* **Dataset extract**
★ ★ ★ ★ ★ ★ ★

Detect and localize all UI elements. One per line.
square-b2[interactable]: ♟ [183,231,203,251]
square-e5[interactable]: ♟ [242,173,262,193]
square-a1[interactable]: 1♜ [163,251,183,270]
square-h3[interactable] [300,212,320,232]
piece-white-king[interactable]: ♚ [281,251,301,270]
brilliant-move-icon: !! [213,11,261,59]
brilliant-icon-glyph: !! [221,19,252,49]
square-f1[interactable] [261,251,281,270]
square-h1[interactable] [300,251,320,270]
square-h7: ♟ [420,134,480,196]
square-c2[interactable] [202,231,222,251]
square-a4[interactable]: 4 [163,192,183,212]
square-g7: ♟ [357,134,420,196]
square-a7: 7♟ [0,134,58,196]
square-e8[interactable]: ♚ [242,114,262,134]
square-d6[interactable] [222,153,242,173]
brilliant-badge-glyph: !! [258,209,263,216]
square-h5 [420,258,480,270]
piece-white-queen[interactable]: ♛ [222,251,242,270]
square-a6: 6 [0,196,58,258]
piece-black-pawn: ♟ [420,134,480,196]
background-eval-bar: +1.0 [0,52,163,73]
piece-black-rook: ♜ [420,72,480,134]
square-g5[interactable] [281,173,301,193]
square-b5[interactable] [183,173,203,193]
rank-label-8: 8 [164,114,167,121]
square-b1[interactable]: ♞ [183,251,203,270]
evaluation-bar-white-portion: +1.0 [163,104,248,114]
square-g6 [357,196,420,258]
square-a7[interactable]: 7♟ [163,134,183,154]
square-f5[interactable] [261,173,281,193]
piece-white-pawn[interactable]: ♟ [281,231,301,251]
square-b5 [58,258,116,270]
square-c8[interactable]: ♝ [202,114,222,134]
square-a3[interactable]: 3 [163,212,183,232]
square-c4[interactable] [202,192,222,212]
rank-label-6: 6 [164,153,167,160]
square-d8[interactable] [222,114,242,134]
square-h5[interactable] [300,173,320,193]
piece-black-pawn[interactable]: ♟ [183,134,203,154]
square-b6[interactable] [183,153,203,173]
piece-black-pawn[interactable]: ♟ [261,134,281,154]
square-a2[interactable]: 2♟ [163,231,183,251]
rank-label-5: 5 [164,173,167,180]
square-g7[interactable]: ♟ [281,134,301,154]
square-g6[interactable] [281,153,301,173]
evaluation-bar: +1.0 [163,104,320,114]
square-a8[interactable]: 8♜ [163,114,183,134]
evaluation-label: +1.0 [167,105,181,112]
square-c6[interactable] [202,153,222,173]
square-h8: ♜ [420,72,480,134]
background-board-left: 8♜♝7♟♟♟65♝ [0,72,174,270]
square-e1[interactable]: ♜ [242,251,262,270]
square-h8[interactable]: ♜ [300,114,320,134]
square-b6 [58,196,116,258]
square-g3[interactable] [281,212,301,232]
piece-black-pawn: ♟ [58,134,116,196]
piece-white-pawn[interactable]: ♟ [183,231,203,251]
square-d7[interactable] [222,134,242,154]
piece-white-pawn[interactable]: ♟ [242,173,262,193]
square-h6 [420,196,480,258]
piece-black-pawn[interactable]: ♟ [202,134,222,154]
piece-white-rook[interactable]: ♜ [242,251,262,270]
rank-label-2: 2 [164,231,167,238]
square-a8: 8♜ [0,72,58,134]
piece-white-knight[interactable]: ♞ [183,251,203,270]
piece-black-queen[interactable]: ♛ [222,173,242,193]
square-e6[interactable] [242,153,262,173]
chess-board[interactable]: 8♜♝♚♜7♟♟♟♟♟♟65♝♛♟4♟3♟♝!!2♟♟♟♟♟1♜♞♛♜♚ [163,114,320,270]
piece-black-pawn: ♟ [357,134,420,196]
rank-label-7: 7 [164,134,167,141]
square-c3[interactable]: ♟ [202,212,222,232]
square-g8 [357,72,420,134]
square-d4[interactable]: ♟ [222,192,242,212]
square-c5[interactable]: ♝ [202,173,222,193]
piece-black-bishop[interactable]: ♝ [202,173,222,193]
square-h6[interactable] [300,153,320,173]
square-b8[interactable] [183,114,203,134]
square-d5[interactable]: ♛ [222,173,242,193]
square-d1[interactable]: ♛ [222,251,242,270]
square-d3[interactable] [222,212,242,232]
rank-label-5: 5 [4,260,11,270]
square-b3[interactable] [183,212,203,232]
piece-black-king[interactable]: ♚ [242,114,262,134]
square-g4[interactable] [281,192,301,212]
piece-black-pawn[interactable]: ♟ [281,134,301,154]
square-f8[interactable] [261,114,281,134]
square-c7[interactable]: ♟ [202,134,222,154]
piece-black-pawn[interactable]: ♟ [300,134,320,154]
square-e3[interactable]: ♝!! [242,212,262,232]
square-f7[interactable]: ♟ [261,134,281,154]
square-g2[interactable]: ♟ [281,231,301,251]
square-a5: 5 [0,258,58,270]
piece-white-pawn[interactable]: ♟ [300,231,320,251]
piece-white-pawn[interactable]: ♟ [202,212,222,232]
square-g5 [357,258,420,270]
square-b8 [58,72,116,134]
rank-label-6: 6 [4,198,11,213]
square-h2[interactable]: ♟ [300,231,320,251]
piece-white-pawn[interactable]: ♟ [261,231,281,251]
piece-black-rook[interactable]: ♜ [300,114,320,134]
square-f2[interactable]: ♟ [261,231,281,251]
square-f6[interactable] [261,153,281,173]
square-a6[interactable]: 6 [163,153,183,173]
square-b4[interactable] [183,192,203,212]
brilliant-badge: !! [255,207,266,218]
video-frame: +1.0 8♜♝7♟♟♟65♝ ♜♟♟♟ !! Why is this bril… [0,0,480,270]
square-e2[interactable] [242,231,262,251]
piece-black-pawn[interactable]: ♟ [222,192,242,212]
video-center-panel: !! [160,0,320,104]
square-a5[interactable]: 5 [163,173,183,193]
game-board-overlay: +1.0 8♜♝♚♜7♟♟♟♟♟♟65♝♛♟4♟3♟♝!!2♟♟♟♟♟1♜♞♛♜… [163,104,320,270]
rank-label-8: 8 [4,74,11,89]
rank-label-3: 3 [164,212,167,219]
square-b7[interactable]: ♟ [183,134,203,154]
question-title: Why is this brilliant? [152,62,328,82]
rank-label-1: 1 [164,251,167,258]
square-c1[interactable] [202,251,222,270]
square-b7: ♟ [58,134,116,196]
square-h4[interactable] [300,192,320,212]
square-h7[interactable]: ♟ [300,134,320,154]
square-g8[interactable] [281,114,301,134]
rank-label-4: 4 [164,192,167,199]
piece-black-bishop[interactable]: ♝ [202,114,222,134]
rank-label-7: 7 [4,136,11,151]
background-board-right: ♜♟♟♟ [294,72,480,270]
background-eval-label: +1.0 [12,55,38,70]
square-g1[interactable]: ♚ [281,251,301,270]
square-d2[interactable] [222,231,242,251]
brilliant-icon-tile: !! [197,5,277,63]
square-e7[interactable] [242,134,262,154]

★ ★ ★ ★ ★ ★ ★

* **Problem description**
Please repeat the data above word for word, from its first line through the line that contains "square-b5[interactable] [183,173,203,193]", with both of those lines included.

* **Exercise answer**
Detect and localize all UI elements. One per line.
square-b2[interactable]: ♟ [183,231,203,251]
square-e5[interactable]: ♟ [242,173,262,193]
square-a1[interactable]: 1♜ [163,251,183,270]
square-h3[interactable] [300,212,320,232]
piece-white-king[interactable]: ♚ [281,251,301,270]
brilliant-move-icon: !! [213,11,261,59]
brilliant-icon-glyph: !! [221,19,252,49]
square-f1[interactable] [261,251,281,270]
square-h1[interactable] [300,251,320,270]
square-h7: ♟ [420,134,480,196]
square-c2[interactable] [202,231,222,251]
square-a4[interactable]: 4 [163,192,183,212]
square-g7: ♟ [357,134,420,196]
square-a7: 7♟ [0,134,58,196]
square-e8[interactable]: ♚ [242,114,262,134]
square-d6[interactable] [222,153,242,173]
brilliant-badge-glyph: !! [258,209,263,216]
square-h5 [420,258,480,270]
piece-white-queen[interactable]: ♛ [222,251,242,270]
square-a6: 6 [0,196,58,258]
piece-black-pawn: ♟ [420,134,480,196]
background-eval-bar: +1.0 [0,52,163,73]
piece-black-rook: ♜ [420,72,480,134]
square-g5[interactable] [281,173,301,193]
square-b5[interactable] [183,173,203,193]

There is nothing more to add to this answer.